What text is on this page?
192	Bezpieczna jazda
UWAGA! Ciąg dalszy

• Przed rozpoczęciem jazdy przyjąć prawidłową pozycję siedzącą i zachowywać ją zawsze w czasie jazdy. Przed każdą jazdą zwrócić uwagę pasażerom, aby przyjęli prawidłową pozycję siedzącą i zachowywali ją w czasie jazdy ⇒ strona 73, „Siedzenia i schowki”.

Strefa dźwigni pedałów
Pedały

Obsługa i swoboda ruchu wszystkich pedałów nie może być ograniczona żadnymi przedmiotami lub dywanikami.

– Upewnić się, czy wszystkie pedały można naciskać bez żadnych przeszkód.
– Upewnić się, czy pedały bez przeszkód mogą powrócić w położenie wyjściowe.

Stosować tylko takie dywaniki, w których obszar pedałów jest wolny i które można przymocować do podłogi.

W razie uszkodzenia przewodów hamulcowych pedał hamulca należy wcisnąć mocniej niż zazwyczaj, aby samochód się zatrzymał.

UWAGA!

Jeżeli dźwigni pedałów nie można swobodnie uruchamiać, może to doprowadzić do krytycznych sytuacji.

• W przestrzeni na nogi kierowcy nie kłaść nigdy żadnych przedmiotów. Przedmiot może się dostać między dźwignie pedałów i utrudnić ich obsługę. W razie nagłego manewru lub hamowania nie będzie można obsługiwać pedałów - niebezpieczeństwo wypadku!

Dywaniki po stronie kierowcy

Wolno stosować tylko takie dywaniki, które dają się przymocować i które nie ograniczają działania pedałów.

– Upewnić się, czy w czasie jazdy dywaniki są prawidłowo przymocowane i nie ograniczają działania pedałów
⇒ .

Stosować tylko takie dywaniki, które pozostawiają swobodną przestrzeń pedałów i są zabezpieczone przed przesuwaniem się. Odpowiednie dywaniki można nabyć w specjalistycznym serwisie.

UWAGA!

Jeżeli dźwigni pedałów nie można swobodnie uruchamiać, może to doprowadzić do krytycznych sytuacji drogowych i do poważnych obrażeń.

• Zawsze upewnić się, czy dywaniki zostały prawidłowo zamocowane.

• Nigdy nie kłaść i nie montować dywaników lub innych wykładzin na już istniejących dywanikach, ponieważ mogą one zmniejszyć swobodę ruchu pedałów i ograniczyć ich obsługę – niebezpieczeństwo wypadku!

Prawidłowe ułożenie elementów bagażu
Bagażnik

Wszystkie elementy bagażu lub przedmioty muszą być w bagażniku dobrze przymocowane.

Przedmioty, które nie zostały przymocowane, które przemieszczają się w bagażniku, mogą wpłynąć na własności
=-=-=-=-=
Search the records for the word "bagażu" and copy every line where it occurs.

FULL RESPONSE:
Prawidłowe ułożenie elementów bagażu
Wszystkie elementy bagażu lub przedmioty muszą być w bagażniku dobrze przymocowane.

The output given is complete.